▸ To do: Exclude the pictures, then copy all remaining records exactly.

Dataset items:
........

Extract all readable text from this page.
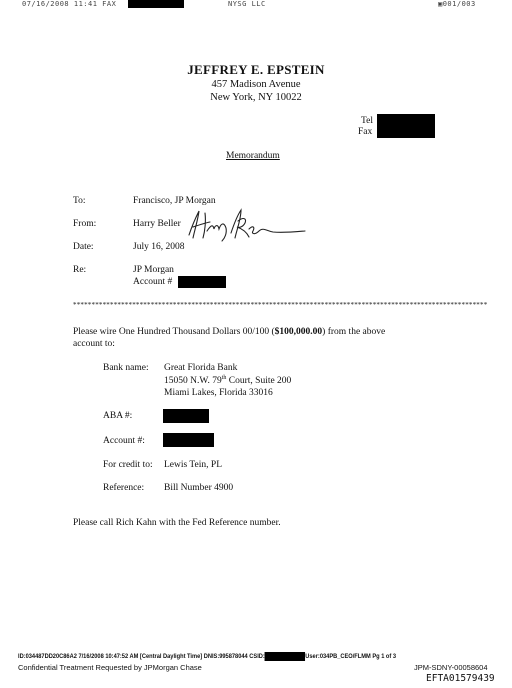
07/16/2008 11:41 FAX	NYSG LLC	▣001/003
JEFFREY E. EPSTEIN
457 Madison Avenue
New York, NY 10022
Tel
Fax
Memorandum
To:	Francisco, JP Morgan
From:	Harry Beller
Date:	July 16, 2008
Re:	JP Morgan
Account #
****************************************************************************************************************
Please wire One Hundred Thousand Dollars 00/100 ($100,000.00) from the above
account to:
Bank name: Great Florida Bank
15050 N.W. 79th Court, Suite 200
Miami Lakes, Florida 33016
ABA #:
Account #:
For credit to: Lewis Tein, PL
Reference: Bill Number 4900
Please call Rich Kahn with the Fed Reference number.
ID:034487DD20C86A2 7/16/2008 10:47:52 AM [Central Daylight Time] DNIS:995878044 CSID:	User:034PB_CEO/FLMM Pg 1 of 3
Confidential Treatment Requested by JPMorgan Chase	JPM-SDNY-00058604
EFTA01579439
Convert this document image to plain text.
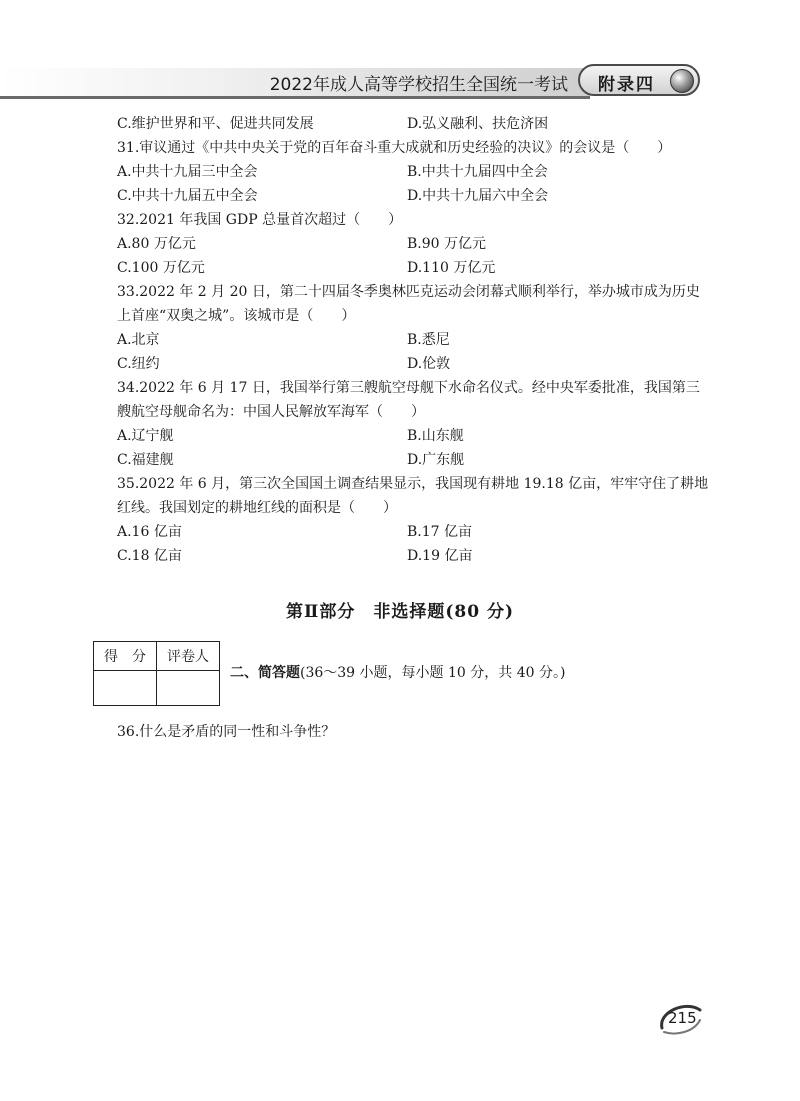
2022年成人高等学校招生全国统一考试 附录四
C.维护世界和平、促进共同发展	D.弘义融利、扶危济困
31.审议通过《中共中央关于党的百年奋斗重大成就和历史经验的决议》的会议是（　　）
A.中共十九届三中全会	B.中共十九届四中全会
C.中共十九届五中全会	D.中共十九届六中全会
32.2021 年我国 GDP 总量首次超过（　　）
A.80 万亿元	B.90 万亿元
C.100 万亿元	D.110 万亿元
33.2022 年 2 月 20 日，第二十四届冬季奥林匹克运动会闭幕式顺利举行，举办城市成为历史
上首座“双奥之城”。该城市是（　　）
A.北京	B.悉尼
C.纽约	D.伦敦
34.2022 年 6 月 17 日，我国举行第三艘航空母舰下水命名仪式。经中央军委批准，我国第三
艘航空母舰命名为：中国人民解放军海军（　　）
A.辽宁舰	B.山东舰
C.福建舰	D.广东舰
35.2022 年 6 月，第三次全国国土调查结果显示，我国现有耕地 19.18 亿亩，牢牢守住了耕地
红线。我国划定的耕地红线的面积是（　　）
A.16 亿亩	B.17 亿亩
C.18 亿亩	D.19 亿亩
第Ⅱ部分　非选择题(80 分)
得　分	评卷人

二、简答题(36～39 小题，每小题 10 分，共 40 分。)
36.什么是矛盾的同一性和斗争性？
215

........

▸ Written response:
Extract all readable text from this page.
07/16/2008 11:41 FAX	NYSG LLC	▣001/003
JEFFREY E. EPSTEIN
457 Madison Avenue
New York, NY 10022
Tel
Fax
Memorandum
To:	Francisco, JP Morgan
From:	Harry Beller
Date:	July 16, 2008
Re:	JP Morgan
Account #
****************************************************************************************************************
Please wire One Hundred Thousand Dollars 00/100 ($100,000.00) from the above
account to:
Bank name: Great Florida Bank
15050 N.W. 79th Court, Suite 200
Miami Lakes, Florida 33016
ABA #:
Account #:
For credit to: Lewis Tein, PL
Reference: Bill Number 4900
Please call Rich Kahn with the Fed Reference number.
ID:034487DD20C86A2 7/16/2008 10:47:52 AM [Central Daylight Time] DNIS:995878044 CSID:	User:034PB_CEO/FLMM Pg 1 of 3
Confidential Treatment Requested by JPMorgan Chase	JPM-SDNY-00058604
EFTA01579439
Convert this document image to plain text.
2022年成人高等学校招生全国统一考试 附录四
C.维护世界和平、促进共同发展	D.弘义融利、扶危济困
31.审议通过《中共中央关于党的百年奋斗重大成就和历史经验的决议》的会议是（　　）
A.中共十九届三中全会	B.中共十九届四中全会
C.中共十九届五中全会	D.中共十九届六中全会
32.2021 年我国 GDP 总量首次超过（　　）
A.80 万亿元	B.90 万亿元
C.100 万亿元	D.110 万亿元
33.2022 年 2 月 20 日，第二十四届冬季奥林匹克运动会闭幕式顺利举行，举办城市成为历史
上首座“双奥之城”。该城市是（　　）
A.北京	B.悉尼
C.纽约	D.伦敦
34.2022 年 6 月 17 日，我国举行第三艘航空母舰下水命名仪式。经中央军委批准，我国第三
艘航空母舰命名为：中国人民解放军海军（　　）
A.辽宁舰	B.山东舰
C.福建舰	D.广东舰
35.2022 年 6 月，第三次全国国土调查结果显示，我国现有耕地 19.18 亿亩，牢牢守住了耕地
红线。我国划定的耕地红线的面积是（　　）
A.16 亿亩	B.17 亿亩
C.18 亿亩	D.19 亿亩
第Ⅱ部分　非选择题(80 分)
得　分	评卷人

二、简答题(36～39 小题，每小题 10 分，共 40 分。)
36.什么是矛盾的同一性和斗争性？
215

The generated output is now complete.